> [What is asked] The complete listing should be restated exactly.

> [Records shown]
★ ★ ★ ★ ★ ★ ★
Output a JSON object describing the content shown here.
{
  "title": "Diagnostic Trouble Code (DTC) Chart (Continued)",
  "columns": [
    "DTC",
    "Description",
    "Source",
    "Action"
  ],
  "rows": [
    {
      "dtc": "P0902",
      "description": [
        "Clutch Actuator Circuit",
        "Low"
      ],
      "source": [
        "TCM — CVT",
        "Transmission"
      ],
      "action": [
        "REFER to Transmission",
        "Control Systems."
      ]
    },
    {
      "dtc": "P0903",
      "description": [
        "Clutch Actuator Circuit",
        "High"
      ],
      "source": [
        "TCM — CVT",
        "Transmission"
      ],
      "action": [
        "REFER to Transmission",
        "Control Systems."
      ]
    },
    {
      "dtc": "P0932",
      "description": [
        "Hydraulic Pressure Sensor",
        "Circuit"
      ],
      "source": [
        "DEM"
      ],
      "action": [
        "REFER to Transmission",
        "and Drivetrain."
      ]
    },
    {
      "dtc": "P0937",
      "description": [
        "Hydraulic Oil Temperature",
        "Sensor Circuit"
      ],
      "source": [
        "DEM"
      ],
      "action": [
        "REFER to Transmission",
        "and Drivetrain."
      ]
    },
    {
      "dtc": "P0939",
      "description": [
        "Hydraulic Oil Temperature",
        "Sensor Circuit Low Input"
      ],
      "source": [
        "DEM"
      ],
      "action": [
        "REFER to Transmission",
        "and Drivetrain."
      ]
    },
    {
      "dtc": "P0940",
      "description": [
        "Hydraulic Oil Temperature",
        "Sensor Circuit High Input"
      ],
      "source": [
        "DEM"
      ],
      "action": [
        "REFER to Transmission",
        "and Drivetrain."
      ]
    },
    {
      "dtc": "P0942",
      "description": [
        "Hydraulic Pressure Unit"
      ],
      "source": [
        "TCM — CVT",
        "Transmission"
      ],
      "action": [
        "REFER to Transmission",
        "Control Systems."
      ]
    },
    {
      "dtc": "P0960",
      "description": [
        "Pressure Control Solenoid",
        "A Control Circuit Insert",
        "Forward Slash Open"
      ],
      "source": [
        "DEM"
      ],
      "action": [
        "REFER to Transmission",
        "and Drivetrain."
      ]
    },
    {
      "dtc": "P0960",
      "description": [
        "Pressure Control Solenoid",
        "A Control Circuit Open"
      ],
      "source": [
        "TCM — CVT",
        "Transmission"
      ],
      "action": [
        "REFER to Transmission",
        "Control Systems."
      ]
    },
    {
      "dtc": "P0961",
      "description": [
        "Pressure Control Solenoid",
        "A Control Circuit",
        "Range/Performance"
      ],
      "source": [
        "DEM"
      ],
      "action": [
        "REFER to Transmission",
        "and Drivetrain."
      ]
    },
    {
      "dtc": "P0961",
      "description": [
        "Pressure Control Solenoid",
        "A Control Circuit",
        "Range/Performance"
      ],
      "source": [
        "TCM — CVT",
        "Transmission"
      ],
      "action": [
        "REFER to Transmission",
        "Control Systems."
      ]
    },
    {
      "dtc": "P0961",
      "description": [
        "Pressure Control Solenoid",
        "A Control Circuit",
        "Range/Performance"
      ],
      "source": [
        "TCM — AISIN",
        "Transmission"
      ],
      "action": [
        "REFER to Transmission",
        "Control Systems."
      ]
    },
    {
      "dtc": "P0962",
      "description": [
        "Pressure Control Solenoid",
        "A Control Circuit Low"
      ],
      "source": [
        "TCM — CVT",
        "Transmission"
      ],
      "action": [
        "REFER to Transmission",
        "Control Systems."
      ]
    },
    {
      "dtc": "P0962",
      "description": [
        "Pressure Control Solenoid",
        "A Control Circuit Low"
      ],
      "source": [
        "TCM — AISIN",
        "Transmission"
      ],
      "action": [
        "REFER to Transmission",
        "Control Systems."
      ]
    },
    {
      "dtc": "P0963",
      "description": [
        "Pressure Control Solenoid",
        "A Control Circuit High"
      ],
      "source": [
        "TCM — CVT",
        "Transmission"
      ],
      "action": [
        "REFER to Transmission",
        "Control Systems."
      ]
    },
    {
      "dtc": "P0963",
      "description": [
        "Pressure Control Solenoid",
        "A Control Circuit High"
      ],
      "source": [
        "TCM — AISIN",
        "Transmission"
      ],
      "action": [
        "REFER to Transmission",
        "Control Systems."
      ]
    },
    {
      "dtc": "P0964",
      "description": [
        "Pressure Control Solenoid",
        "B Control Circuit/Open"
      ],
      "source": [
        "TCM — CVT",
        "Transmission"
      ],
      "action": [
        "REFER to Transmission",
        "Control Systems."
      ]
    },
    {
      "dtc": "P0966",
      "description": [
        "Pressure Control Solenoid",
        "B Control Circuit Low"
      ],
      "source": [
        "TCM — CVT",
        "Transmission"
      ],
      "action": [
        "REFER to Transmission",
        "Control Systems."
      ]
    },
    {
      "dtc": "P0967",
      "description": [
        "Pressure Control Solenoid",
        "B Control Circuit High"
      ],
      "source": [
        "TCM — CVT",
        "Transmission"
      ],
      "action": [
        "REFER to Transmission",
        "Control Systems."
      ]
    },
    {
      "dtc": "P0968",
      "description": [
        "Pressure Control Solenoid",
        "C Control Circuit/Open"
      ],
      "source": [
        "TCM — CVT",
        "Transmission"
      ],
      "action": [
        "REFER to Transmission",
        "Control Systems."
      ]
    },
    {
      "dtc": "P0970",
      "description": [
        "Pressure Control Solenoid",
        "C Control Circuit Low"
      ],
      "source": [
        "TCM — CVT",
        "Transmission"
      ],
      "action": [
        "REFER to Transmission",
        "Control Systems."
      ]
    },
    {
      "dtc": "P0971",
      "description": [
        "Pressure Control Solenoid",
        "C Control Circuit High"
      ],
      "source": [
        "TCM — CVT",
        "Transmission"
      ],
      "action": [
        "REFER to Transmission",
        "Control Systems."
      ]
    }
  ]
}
★ ★ ★ ★ ★ ★ ★
> [Final answer]
Output a JSON object describing the content shown here.
{
  "title": "Diagnostic Trouble Code (DTC) Chart (Continued)",
  "columns": [
    "DTC",
    "Description",
    "Source",
    "Action"
  ],
  "rows": [
    {
      "dtc": "P0902",
      "description": [
        "Clutch Actuator Circuit",
        "Low"
      ],
      "source": [
        "TCM — CVT",
        "Transmission"
      ],
      "action": [
        "REFER to Transmission",
        "Control Systems."
      ]
    },
    {
      "dtc": "P0903",
      "description": [
        "Clutch Actuator Circuit",
        "High"
      ],
      "source": [
        "TCM — CVT",
        "Transmission"
      ],
      "action": [
        "REFER to Transmission",
        "Control Systems."
      ]
    },
    {
      "dtc": "P0932",
      "description": [
        "Hydraulic Pressure Sensor",
        "Circuit"
      ],
      "source": [
        "DEM"
      ],
      "action": [
        "REFER to Transmission",
        "and Drivetrain."
      ]
    },
    {
      "dtc": "P0937",
      "description": [
        "Hydraulic Oil Temperature",
        "Sensor Circuit"
      ],
      "source": [
        "DEM"
      ],
      "action": [
        "REFER to Transmission",
        "and Drivetrain."
      ]
    },
    {
      "dtc": "P0939",
      "description": [
        "Hydraulic Oil Temperature",
        "Sensor Circuit Low Input"
      ],
      "source": [
        "DEM"
      ],
      "action": [
        "REFER to Transmission",
        "and Drivetrain."
      ]
    },
    {
      "dtc": "P0940",
      "description": [
        "Hydraulic Oil Temperature",
        "Sensor Circuit High Input"
      ],
      "source": [
        "DEM"
      ],
      "action": [
        "REFER to Transmission",
        "and Drivetrain."
      ]
    },
    {
      "dtc": "P0942",
      "description": [
        "Hydraulic Pressure Unit"
      ],
      "source": [
        "TCM — CVT",
        "Transmission"
      ],
      "action": [
        "REFER to Transmission",
        "Control Systems."
      ]
    },
    {
      "dtc": "P0960",
      "description": [
        "Pressure Control Solenoid",
        "A Control Circuit Insert",
        "Forward Slash Open"
      ],
      "source": [
        "DEM"
      ],
      "action": [
        "REFER to Transmission",
        "and Drivetrain."
      ]
    },
    {
      "dtc": "P0960",
      "description": [
        "Pressure Control Solenoid",
        "A Control Circuit Open"
      ],
      "source": [
        "TCM — CVT",
        "Transmission"
      ],
      "action": [
        "REFER to Transmission",
        "Control Systems."
      ]
    },
    {
      "dtc": "P0961",
      "description": [
        "Pressure Control Solenoid",
        "A Control Circuit",
        "Range/Performance"
      ],
      "source": [
        "DEM"
      ],
      "action": [
        "REFER to Transmission",
        "and Drivetrain."
      ]
    },
    {
      "dtc": "P0961",
      "description": [
        "Pressure Control Solenoid",
        "A Control Circuit",
        "Range/Performance"
      ],
      "source": [
        "TCM — CVT",
        "Transmission"
      ],
      "action": [
        "REFER to Transmission",
        "Control Systems."
      ]
    },
    {
      "dtc": "P0961",
      "description": [
        "Pressure Control Solenoid",
        "A Control Circuit",
        "Range/Performance"
      ],
      "source": [
        "TCM — AISIN",
        "Transmission"
      ],
      "action": [
        "REFER to Transmission",
        "Control Systems."
      ]
    },
    {
      "dtc": "P0962",
      "description": [
        "Pressure Control Solenoid",
        "A Control Circuit Low"
      ],
      "source": [
        "TCM — CVT",
        "Transmission"
      ],
      "action": [
        "REFER to Transmission",
        "Control Systems."
      ]
    },
    {
      "dtc": "P0962",
      "description": [
        "Pressure Control Solenoid",
        "A Control Circuit Low"
      ],
      "source": [
        "TCM — AISIN",
        "Transmission"
      ],
      "action": [
        "REFER to Transmission",
        "Control Systems."
      ]
    },
    {
      "dtc": "P0963",
      "description": [
        "Pressure Control Solenoid",
        "A Control Circuit High"
      ],
      "source": [
        "TCM — CVT",
        "Transmission"
      ],
      "action": [
        "REFER to Transmission",
        "Control Systems."
      ]
    },
    {
      "dtc": "P0963",
      "description": [
        "Pressure Control Solenoid",
        "A Control Circuit High"
      ],
      "source": [
        "TCM — AISIN",
        "Transmission"
      ],
      "action": [
        "REFER to Transmission",
        "Control Systems."
      ]
    },
    {
      "dtc": "P0964",
      "description": [
        "Pressure Control Solenoid",
        "B Control Circuit/Open"
      ],
      "source": [
        "TCM — CVT",
        "Transmission"
      ],
      "action": [
        "REFER to Transmission",
        "Control Systems."
      ]
    },
    {
      "dtc": "P0966",
      "description": [
        "Pressure Control Solenoid",
        "B Control Circuit Low"
      ],
      "source": [
        "TCM — CVT",
        "Transmission"
      ],
      "action": [
        "REFER to Transmission",
        "Control Systems."
      ]
    },
    {
      "dtc": "P0967",
      "description": [
        "Pressure Control Solenoid",
        "B Control Circuit High"
      ],
      "source": [
        "TCM — CVT",
        "Transmission"
      ],
      "action": [
        "REFER to Transmission",
        "Control Systems."
      ]
    },
    {
      "dtc": "P0968",
      "description": [
        "Pressure Control Solenoid",
        "C Control Circuit/Open"
      ],
      "source": [
        "TCM — CVT",
        "Transmission"
      ],
      "action": [
        "REFER to Transmission",
        "Control Systems."
      ]
    },
    {
      "dtc": "P0970",
      "description": [
        "Pressure Control Solenoid",
        "C Control Circuit Low"
      ],
      "source": [
        "TCM — CVT",
        "Transmission"
      ],
      "action": [
        "REFER to Transmission",
        "Control Systems."
      ]
    },
    {
      "dtc": "P0971",
      "description": [
        "Pressure Control Solenoid",
        "C Control Circuit High"
      ],
      "source": [
        "TCM — CVT",
        "Transmission"
      ],
      "action": [
        "REFER to Transmission",
        "Control Systems."
      ]
    }
  ]
}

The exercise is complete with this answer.